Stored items
--------

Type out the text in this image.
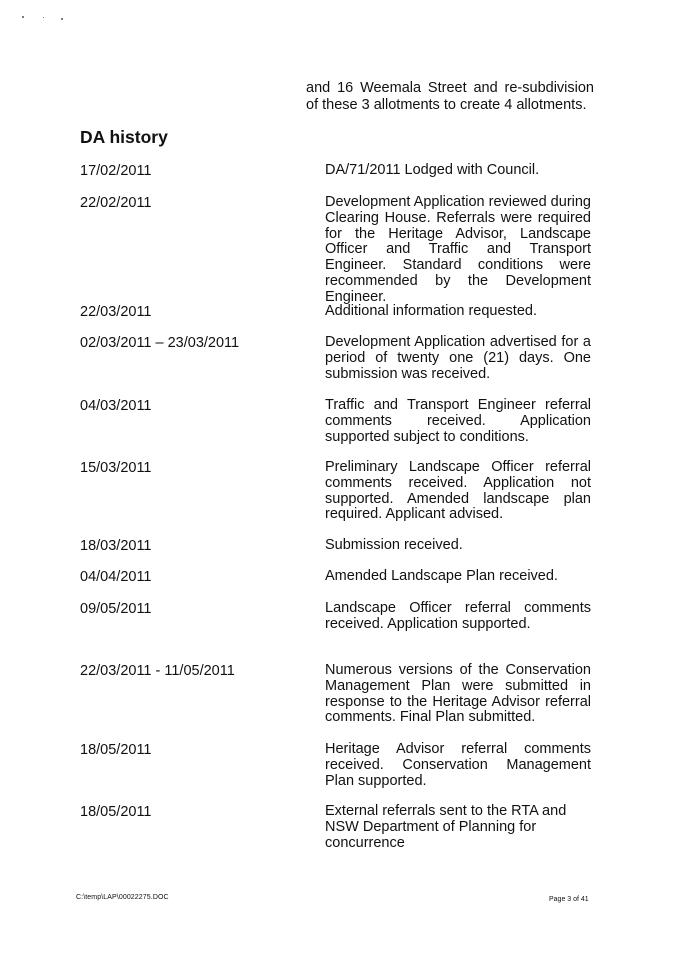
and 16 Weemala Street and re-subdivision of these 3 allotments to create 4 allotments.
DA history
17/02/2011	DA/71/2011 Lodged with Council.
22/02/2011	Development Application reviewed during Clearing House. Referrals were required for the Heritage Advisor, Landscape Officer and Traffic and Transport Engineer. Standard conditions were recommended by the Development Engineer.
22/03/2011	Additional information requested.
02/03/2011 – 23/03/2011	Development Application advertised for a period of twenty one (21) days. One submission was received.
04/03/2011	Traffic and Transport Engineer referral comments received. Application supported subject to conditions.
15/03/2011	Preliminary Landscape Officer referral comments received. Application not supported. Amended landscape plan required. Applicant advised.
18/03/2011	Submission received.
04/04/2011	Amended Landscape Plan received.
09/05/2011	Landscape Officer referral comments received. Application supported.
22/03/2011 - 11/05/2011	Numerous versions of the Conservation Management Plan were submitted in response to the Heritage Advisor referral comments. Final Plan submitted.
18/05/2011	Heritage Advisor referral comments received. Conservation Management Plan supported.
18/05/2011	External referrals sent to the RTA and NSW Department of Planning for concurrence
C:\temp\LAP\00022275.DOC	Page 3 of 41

--------

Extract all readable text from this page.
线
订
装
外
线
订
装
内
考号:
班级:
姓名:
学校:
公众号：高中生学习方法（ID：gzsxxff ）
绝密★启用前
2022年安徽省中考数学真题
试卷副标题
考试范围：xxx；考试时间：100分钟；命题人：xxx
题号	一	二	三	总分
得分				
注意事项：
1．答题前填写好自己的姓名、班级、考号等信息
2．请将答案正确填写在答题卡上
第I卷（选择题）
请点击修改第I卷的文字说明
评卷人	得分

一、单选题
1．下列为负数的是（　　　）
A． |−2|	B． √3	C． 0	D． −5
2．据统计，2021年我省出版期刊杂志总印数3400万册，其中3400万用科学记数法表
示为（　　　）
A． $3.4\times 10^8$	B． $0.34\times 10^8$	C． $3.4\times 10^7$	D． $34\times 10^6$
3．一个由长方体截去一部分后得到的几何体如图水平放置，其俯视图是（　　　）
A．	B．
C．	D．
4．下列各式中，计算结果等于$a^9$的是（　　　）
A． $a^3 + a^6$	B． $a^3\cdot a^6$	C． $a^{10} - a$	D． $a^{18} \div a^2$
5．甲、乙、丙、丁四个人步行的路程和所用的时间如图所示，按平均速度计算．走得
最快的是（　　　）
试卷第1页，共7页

--------

### Instruction
Using the listing, say how many lines include the word "Development", and add nothing else.

### Result below
2